[Dataset entries on figures]
________________________

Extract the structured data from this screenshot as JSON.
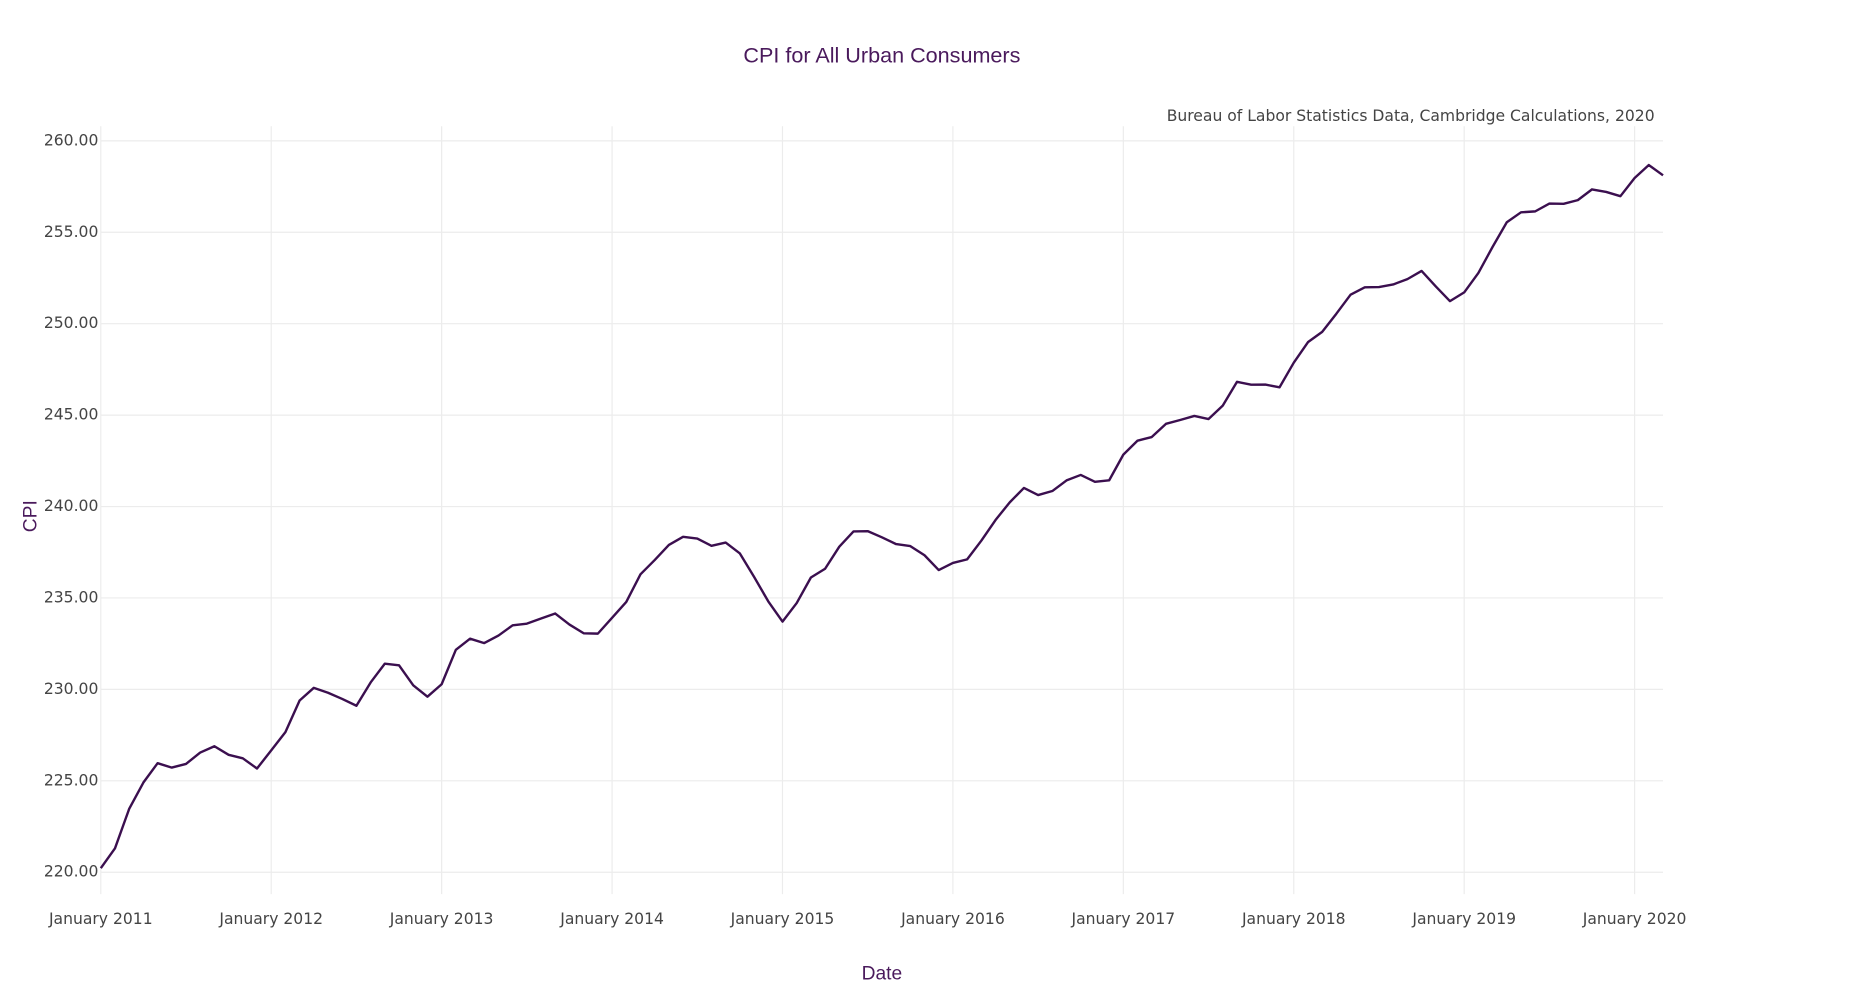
{
  "chart_data": {
    "type": "line",
    "title": "CPI for All Urban Consumers",
    "subtitle": "Bureau of Labor Statistics Data, Cambridge Calculations, 2020",
    "xlabel": "Date",
    "ylabel": "CPI",
    "x": [
      "2011-01",
      "2011-02",
      "2011-03",
      "2011-04",
      "2011-05",
      "2011-06",
      "2011-07",
      "2011-08",
      "2011-09",
      "2011-10",
      "2011-11",
      "2011-12",
      "2012-01",
      "2012-02",
      "2012-03",
      "2012-04",
      "2012-05",
      "2012-06",
      "2012-07",
      "2012-08",
      "2012-09",
      "2012-10",
      "2012-11",
      "2012-12",
      "2013-01",
      "2013-02",
      "2013-03",
      "2013-04",
      "2013-05",
      "2013-06",
      "2013-07",
      "2013-08",
      "2013-09",
      "2013-10",
      "2013-11",
      "2013-12",
      "2014-01",
      "2014-02",
      "2014-03",
      "2014-04",
      "2014-05",
      "2014-06",
      "2014-07",
      "2014-08",
      "2014-09",
      "2014-10",
      "2014-11",
      "2014-12",
      "2015-01",
      "2015-02",
      "2015-03",
      "2015-04",
      "2015-05",
      "2015-06",
      "2015-07",
      "2015-08",
      "2015-09",
      "2015-10",
      "2015-11",
      "2015-12",
      "2016-01",
      "2016-02",
      "2016-03",
      "2016-04",
      "2016-05",
      "2016-06",
      "2016-07",
      "2016-08",
      "2016-09",
      "2016-10",
      "2016-11",
      "2016-12",
      "2017-01",
      "2017-02",
      "2017-03",
      "2017-04",
      "2017-05",
      "2017-06",
      "2017-07",
      "2017-08",
      "2017-09",
      "2017-10",
      "2017-11",
      "2017-12",
      "2018-01",
      "2018-02",
      "2018-03",
      "2018-04",
      "2018-05",
      "2018-06",
      "2018-07",
      "2018-08",
      "2018-09",
      "2018-10",
      "2018-11",
      "2018-12",
      "2019-01",
      "2019-02",
      "2019-03",
      "2019-04",
      "2019-05",
      "2019-06",
      "2019-07",
      "2019-08",
      "2019-09",
      "2019-10",
      "2019-11",
      "2019-12",
      "2020-01",
      "2020-02",
      "2020-03"
    ],
    "series": [
      {
        "name": "CPI",
        "color": "#3b0f4f",
        "values": [
          220.223,
          221.309,
          223.467,
          224.906,
          225.964,
          225.722,
          225.922,
          226.545,
          226.889,
          226.421,
          226.23,
          225.672,
          226.665,
          227.663,
          229.392,
          230.085,
          229.815,
          229.478,
          229.104,
          230.379,
          231.407,
          231.317,
          230.221,
          229.601,
          230.28,
          232.166,
          232.773,
          232.531,
          232.945,
          233.504,
          233.596,
          233.877,
          234.149,
          233.546,
          233.069,
          233.049,
          233.916,
          234.781,
          236.293,
          237.072,
          237.9,
          238.343,
          238.25,
          237.852,
          238.031,
          237.433,
          236.151,
          234.812,
          233.707,
          234.722,
          236.119,
          236.599,
          237.805,
          238.638,
          238.654,
          238.316,
          237.945,
          237.838,
          237.336,
          236.525,
          236.916,
          237.111,
          238.132,
          239.261,
          240.229,
          241.018,
          240.628,
          240.849,
          241.428,
          241.729,
          241.353,
          241.432,
          242.839,
          243.603,
          243.801,
          244.524,
          244.733,
          244.955,
          244.786,
          245.519,
          246.819,
          246.663,
          246.669,
          246.524,
          247.867,
          248.991,
          249.554,
          250.546,
          251.588,
          251.989,
          252.006,
          252.146,
          252.439,
          252.885,
          252.038,
          251.233,
          251.712,
          252.776,
          254.202,
          255.548,
          256.092,
          256.143,
          256.571,
          256.558,
          256.759,
          257.346,
          257.208,
          256.974,
          257.971,
          258.678,
          258.115
        ]
      }
    ],
    "xlim": [
      "2011-01",
      "2020-03"
    ],
    "xticks": [
      {
        "value": "2011-01",
        "label": "January 2011"
      },
      {
        "value": "2012-01",
        "label": "January 2012"
      },
      {
        "value": "2013-01",
        "label": "January 2013"
      },
      {
        "value": "2014-01",
        "label": "January 2014"
      },
      {
        "value": "2015-01",
        "label": "January 2015"
      },
      {
        "value": "2016-01",
        "label": "January 2016"
      },
      {
        "value": "2017-01",
        "label": "January 2017"
      },
      {
        "value": "2018-01",
        "label": "January 2018"
      },
      {
        "value": "2019-01",
        "label": "January 2019"
      },
      {
        "value": "2020-01",
        "label": "January 2020"
      }
    ],
    "ylim": [
      218.8,
      260.8
    ],
    "yticks": [
      {
        "value": 220,
        "label": "220.00"
      },
      {
        "value": 225,
        "label": "225.00"
      },
      {
        "value": 230,
        "label": "230.00"
      },
      {
        "value": 235,
        "label": "235.00"
      },
      {
        "value": 240,
        "label": "240.00"
      },
      {
        "value": 245,
        "label": "245.00"
      },
      {
        "value": 250,
        "label": "250.00"
      },
      {
        "value": 255,
        "label": "255.00"
      },
      {
        "value": 260,
        "label": "260.00"
      }
    ],
    "grid": true
  }
}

________________________

## GIVEN INSTRUCTION
The records above are to be restated exactly, without their pictures.

## PROBLEM SOLUTION
Extract the structured data from this screenshot as JSON.
{
  "chart_data": {
    "type": "line",
    "title": "CPI for All Urban Consumers",
    "subtitle": "Bureau of Labor Statistics Data, Cambridge Calculations, 2020",
    "xlabel": "Date",
    "ylabel": "CPI",
    "x": [
      "2011-01",
      "2011-02",
      "2011-03",
      "2011-04",
      "2011-05",
      "2011-06",
      "2011-07",
      "2011-08",
      "2011-09",
      "2011-10",
      "2011-11",
      "2011-12",
      "2012-01",
      "2012-02",
      "2012-03",
      "2012-04",
      "2012-05",
      "2012-06",
      "2012-07",
      "2012-08",
      "2012-09",
      "2012-10",
      "2012-11",
      "2012-12",
      "2013-01",
      "2013-02",
      "2013-03",
      "2013-04",
      "2013-05",
      "2013-06",
      "2013-07",
      "2013-08",
      "2013-09",
      "2013-10",
      "2013-11",
      "2013-12",
      "2014-01",
      "2014-02",
      "2014-03",
      "2014-04",
      "2014-05",
      "2014-06",
      "2014-07",
      "2014-08",
      "2014-09",
      "2014-10",
      "2014-11",
      "2014-12",
      "2015-01",
      "2015-02",
      "2015-03",
      "2015-04",
      "2015-05",
      "2015-06",
      "2015-07",
      "2015-08",
      "2015-09",
      "2015-10",
      "2015-11",
      "2015-12",
      "2016-01",
      "2016-02",
      "2016-03",
      "2016-04",
      "2016-05",
      "2016-06",
      "2016-07",
      "2016-08",
      "2016-09",
      "2016-10",
      "2016-11",
      "2016-12",
      "2017-01",
      "2017-02",
      "2017-03",
      "2017-04",
      "2017-05",
      "2017-06",
      "2017-07",
      "2017-08",
      "2017-09",
      "2017-10",
      "2017-11",
      "2017-12",
      "2018-01",
      "2018-02",
      "2018-03",
      "2018-04",
      "2018-05",
      "2018-06",
      "2018-07",
      "2018-08",
      "2018-09",
      "2018-10",
      "2018-11",
      "2018-12",
      "2019-01",
      "2019-02",
      "2019-03",
      "2019-04",
      "2019-05",
      "2019-06",
      "2019-07",
      "2019-08",
      "2019-09",
      "2019-10",
      "2019-11",
      "2019-12",
      "2020-01",
      "2020-02",
      "2020-03"
    ],
    "series": [
      {
        "name": "CPI",
        "color": "#3b0f4f",
        "values": [
          220.223,
          221.309,
          223.467,
          224.906,
          225.964,
          225.722,
          225.922,
          226.545,
          226.889,
          226.421,
          226.23,
          225.672,
          226.665,
          227.663,
          229.392,
          230.085,
          229.815,
          229.478,
          229.104,
          230.379,
          231.407,
          231.317,
          230.221,
          229.601,
          230.28,
          232.166,
          232.773,
          232.531,
          232.945,
          233.504,
          233.596,
          233.877,
          234.149,
          233.546,
          233.069,
          233.049,
          233.916,
          234.781,
          236.293,
          237.072,
          237.9,
          238.343,
          238.25,
          237.852,
          238.031,
          237.433,
          236.151,
          234.812,
          233.707,
          234.722,
          236.119,
          236.599,
          237.805,
          238.638,
          238.654,
          238.316,
          237.945,
          237.838,
          237.336,
          236.525,
          236.916,
          237.111,
          238.132,
          239.261,
          240.229,
          241.018,
          240.628,
          240.849,
          241.428,
          241.729,
          241.353,
          241.432,
          242.839,
          243.603,
          243.801,
          244.524,
          244.733,
          244.955,
          244.786,
          245.519,
          246.819,
          246.663,
          246.669,
          246.524,
          247.867,
          248.991,
          249.554,
          250.546,
          251.588,
          251.989,
          252.006,
          252.146,
          252.439,
          252.885,
          252.038,
          251.233,
          251.712,
          252.776,
          254.202,
          255.548,
          256.092,
          256.143,
          256.571,
          256.558,
          256.759,
          257.346,
          257.208,
          256.974,
          257.971,
          258.678,
          258.115
        ]
      }
    ],
    "xlim": [
      "2011-01",
      "2020-03"
    ],
    "xticks": [
      {
        "value": "2011-01",
        "label": "January 2011"
      },
      {
        "value": "2012-01",
        "label": "January 2012"
      },
      {
        "value": "2013-01",
        "label": "January 2013"
      },
      {
        "value": "2014-01",
        "label": "January 2014"
      },
      {
        "value": "2015-01",
        "label": "January 2015"
      },
      {
        "value": "2016-01",
        "label": "January 2016"
      },
      {
        "value": "2017-01",
        "label": "January 2017"
      },
      {
        "value": "2018-01",
        "label": "January 2018"
      },
      {
        "value": "2019-01",
        "label": "January 2019"
      },
      {
        "value": "2020-01",
        "label": "January 2020"
      }
    ],
    "ylim": [
      218.8,
      260.8
    ],
    "yticks": [
      {
        "value": 220,
        "label": "220.00"
      },
      {
        "value": 225,
        "label": "225.00"
      },
      {
        "value": 230,
        "label": "230.00"
      },
      {
        "value": 235,
        "label": "235.00"
      },
      {
        "value": 240,
        "label": "240.00"
      },
      {
        "value": 245,
        "label": "245.00"
      },
      {
        "value": 250,
        "label": "250.00"
      },
      {
        "value": 255,
        "label": "255.00"
      },
      {
        "value": 260,
        "label": "260.00"
      }
    ],
    "grid": true
  }
}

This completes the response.